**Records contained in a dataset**
━━━━━━━━━━━━━━━━━━━━━━━━━━━━━━

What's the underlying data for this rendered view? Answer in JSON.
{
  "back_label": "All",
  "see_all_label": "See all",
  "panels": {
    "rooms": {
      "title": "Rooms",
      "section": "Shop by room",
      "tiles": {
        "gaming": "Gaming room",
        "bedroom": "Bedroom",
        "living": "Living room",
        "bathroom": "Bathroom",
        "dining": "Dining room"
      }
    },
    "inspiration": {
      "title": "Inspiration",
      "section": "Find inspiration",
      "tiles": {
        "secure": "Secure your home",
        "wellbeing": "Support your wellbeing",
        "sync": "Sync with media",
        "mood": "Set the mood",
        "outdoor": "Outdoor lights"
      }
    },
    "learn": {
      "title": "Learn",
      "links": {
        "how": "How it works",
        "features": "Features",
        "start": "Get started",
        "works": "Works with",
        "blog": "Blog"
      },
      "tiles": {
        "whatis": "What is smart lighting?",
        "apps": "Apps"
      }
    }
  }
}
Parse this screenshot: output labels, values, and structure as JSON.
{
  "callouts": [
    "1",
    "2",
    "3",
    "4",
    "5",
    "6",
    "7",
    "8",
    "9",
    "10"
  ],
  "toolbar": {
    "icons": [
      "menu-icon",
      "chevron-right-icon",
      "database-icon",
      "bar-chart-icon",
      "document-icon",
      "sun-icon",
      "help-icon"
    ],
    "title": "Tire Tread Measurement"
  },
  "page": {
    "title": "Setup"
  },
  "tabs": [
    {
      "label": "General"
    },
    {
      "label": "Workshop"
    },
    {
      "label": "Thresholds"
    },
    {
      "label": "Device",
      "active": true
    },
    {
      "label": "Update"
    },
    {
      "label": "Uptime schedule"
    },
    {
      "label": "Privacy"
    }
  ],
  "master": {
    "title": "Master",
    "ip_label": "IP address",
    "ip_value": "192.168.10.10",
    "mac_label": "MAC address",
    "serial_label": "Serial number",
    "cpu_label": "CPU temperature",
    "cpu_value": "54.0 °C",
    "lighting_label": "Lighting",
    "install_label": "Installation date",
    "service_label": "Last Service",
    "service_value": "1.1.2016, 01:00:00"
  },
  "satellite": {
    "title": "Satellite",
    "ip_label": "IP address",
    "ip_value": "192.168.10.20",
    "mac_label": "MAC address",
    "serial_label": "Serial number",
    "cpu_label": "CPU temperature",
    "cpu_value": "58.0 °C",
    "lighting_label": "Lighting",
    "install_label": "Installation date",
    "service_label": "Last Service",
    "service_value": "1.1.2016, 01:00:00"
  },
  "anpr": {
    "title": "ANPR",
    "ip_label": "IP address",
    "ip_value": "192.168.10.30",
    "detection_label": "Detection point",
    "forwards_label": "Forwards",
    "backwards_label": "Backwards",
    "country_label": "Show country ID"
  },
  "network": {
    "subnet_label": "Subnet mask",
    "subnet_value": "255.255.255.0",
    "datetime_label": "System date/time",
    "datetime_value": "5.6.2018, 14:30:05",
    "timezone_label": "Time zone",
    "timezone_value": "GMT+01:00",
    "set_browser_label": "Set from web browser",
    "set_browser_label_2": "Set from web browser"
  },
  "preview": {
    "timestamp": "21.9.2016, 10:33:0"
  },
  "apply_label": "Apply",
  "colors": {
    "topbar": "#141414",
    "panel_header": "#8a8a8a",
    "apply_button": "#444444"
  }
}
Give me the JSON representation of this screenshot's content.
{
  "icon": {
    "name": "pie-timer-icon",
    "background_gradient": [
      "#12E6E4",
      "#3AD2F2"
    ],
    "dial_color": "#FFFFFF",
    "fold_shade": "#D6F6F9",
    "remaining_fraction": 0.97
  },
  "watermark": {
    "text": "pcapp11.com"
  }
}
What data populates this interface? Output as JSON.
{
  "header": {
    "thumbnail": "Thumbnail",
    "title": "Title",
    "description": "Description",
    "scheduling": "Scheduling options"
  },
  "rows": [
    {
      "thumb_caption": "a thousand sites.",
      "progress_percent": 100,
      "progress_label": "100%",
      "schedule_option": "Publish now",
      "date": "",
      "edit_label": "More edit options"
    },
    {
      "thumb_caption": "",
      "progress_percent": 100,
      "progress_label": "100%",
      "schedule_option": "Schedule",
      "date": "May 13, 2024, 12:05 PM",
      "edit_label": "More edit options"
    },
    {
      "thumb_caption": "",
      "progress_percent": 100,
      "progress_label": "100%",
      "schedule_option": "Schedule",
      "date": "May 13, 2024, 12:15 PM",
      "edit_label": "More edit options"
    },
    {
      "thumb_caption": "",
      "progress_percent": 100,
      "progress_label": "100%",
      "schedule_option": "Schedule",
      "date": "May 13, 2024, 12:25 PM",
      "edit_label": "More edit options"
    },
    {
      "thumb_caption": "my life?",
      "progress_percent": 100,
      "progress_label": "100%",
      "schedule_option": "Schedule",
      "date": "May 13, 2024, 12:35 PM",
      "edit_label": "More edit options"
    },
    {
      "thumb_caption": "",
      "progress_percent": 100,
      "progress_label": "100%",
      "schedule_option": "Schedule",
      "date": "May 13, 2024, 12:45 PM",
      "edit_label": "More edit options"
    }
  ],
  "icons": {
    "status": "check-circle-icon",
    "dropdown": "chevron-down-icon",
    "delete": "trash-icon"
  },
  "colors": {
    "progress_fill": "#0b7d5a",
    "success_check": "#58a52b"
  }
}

━━━━━━━━━━━━━━━━━━━━━━━━━━━━━━

**REQUEST**
Write down every line of the data exactly as it appears above.

**TASK ANSWER**
What's the underlying data for this rendered view? Answer in JSON.
{
  "back_label": "All",
  "see_all_label": "See all",
  "panels": {
    "rooms": {
      "title": "Rooms",
      "section": "Shop by room",
      "tiles": {
        "gaming": "Gaming room",
        "bedroom": "Bedroom",
        "living": "Living room",
        "bathroom": "Bathroom",
        "dining": "Dining room"
      }
    },
    "inspiration": {
      "title": "Inspiration",
      "section": "Find inspiration",
      "tiles": {
        "secure": "Secure your home",
        "wellbeing": "Support your wellbeing",
        "sync": "Sync with media",
        "mood": "Set the mood",
        "outdoor": "Outdoor lights"
      }
    },
    "learn": {
      "title": "Learn",
      "links": {
        "how": "How it works",
        "features": "Features",
        "start": "Get started",
        "works": "Works with",
        "blog": "Blog"
      },
      "tiles": {
        "whatis": "What is smart lighting?",
        "apps": "Apps"
      }
    }
  }
}
Parse this screenshot: output labels, values, and structure as JSON.
{
  "callouts": [
    "1",
    "2",
    "3",
    "4",
    "5",
    "6",
    "7",
    "8",
    "9",
    "10"
  ],
  "toolbar": {
    "icons": [
      "menu-icon",
      "chevron-right-icon",
      "database-icon",
      "bar-chart-icon",
      "document-icon",
      "sun-icon",
      "help-icon"
    ],
    "title": "Tire Tread Measurement"
  },
  "page": {
    "title": "Setup"
  },
  "tabs": [
    {
      "label": "General"
    },
    {
      "label": "Workshop"
    },
    {
      "label": "Thresholds"
    },
    {
      "label": "Device",
      "active": true
    },
    {
      "label": "Update"
    },
    {
      "label": "Uptime schedule"
    },
    {
      "label": "Privacy"
    }
  ],
  "master": {
    "title": "Master",
    "ip_label": "IP address",
    "ip_value": "192.168.10.10",
    "mac_label": "MAC address",
    "serial_label": "Serial number",
    "cpu_label": "CPU temperature",
    "cpu_value": "54.0 °C",
    "lighting_label": "Lighting",
    "install_label": "Installation date",
    "service_label": "Last Service",
    "service_value": "1.1.2016, 01:00:00"
  },
  "satellite": {
    "title": "Satellite",
    "ip_label": "IP address",
    "ip_value": "192.168.10.20",
    "mac_label": "MAC address",
    "serial_label": "Serial number",
    "cpu_label": "CPU temperature",
    "cpu_value": "58.0 °C",
    "lighting_label": "Lighting",
    "install_label": "Installation date",
    "service_label": "Last Service",
    "service_value": "1.1.2016, 01:00:00"
  },
  "anpr": {
    "title": "ANPR",
    "ip_label": "IP address",
    "ip_value": "192.168.10.30",
    "detection_label": "Detection point",
    "forwards_label": "Forwards",
    "backwards_label": "Backwards",
    "country_label": "Show country ID"
  },
  "network": {
    "subnet_label": "Subnet mask",
    "subnet_value": "255.255.255.0",
    "datetime_label": "System date/time",
    "datetime_value": "5.6.2018, 14:30:05",
    "timezone_label": "Time zone",
    "timezone_value": "GMT+01:00",
    "set_browser_label": "Set from web browser",
    "set_browser_label_2": "Set from web browser"
  },
  "preview": {
    "timestamp": "21.9.2016, 10:33:0"
  },
  "apply_label": "Apply",
  "colors": {
    "topbar": "#141414",
    "panel_header": "#8a8a8a",
    "apply_button": "#444444"
  }
}
Give me the JSON representation of this screenshot's content.
{
  "icon": {
    "name": "pie-timer-icon",
    "background_gradient": [
      "#12E6E4",
      "#3AD2F2"
    ],
    "dial_color": "#FFFFFF",
    "fold_shade": "#D6F6F9",
    "remaining_fraction": 0.97
  },
  "watermark": {
    "text": "pcapp11.com"
  }
}
What data populates this interface? Output as JSON.
{
  "header": {
    "thumbnail": "Thumbnail",
    "title": "Title",
    "description": "Description",
    "scheduling": "Scheduling options"
  },
  "rows": [
    {
      "thumb_caption": "a thousand sites.",
      "progress_percent": 100,
      "progress_label": "100%",
      "schedule_option": "Publish now",
      "date": "",
      "edit_label": "More edit options"
    },
    {
      "thumb_caption": "",
      "progress_percent": 100,
      "progress_label": "100%",
      "schedule_option": "Schedule",
      "date": "May 13, 2024, 12:05 PM",
      "edit_label": "More edit options"
    },
    {
      "thumb_caption": "",
      "progress_percent": 100,
      "progress_label": "100%",
      "schedule_option": "Schedule",
      "date": "May 13, 2024, 12:15 PM",
      "edit_label": "More edit options"
    },
    {
      "thumb_caption": "",
      "progress_percent": 100,
      "progress_label": "100%",
      "schedule_option": "Schedule",
      "date": "May 13, 2024, 12:25 PM",
      "edit_label": "More edit options"
    },
    {
      "thumb_caption": "my life?",
      "progress_percent": 100,
      "progress_label": "100%",
      "schedule_option": "Schedule",
      "date": "May 13, 2024, 12:35 PM",
      "edit_label": "More edit options"
    },
    {
      "thumb_caption": "",
      "progress_percent": 100,
      "progress_label": "100%",
      "schedule_option": "Schedule",
      "date": "May 13, 2024, 12:45 PM",
      "edit_label": "More edit options"
    }
  ],
  "icons": {
    "status": "check-circle-icon",
    "dropdown": "chevron-down-icon",
    "delete": "trash-icon"
  },
  "colors": {
    "progress_fill": "#0b7d5a",
    "success_check": "#58a52b"
  }
}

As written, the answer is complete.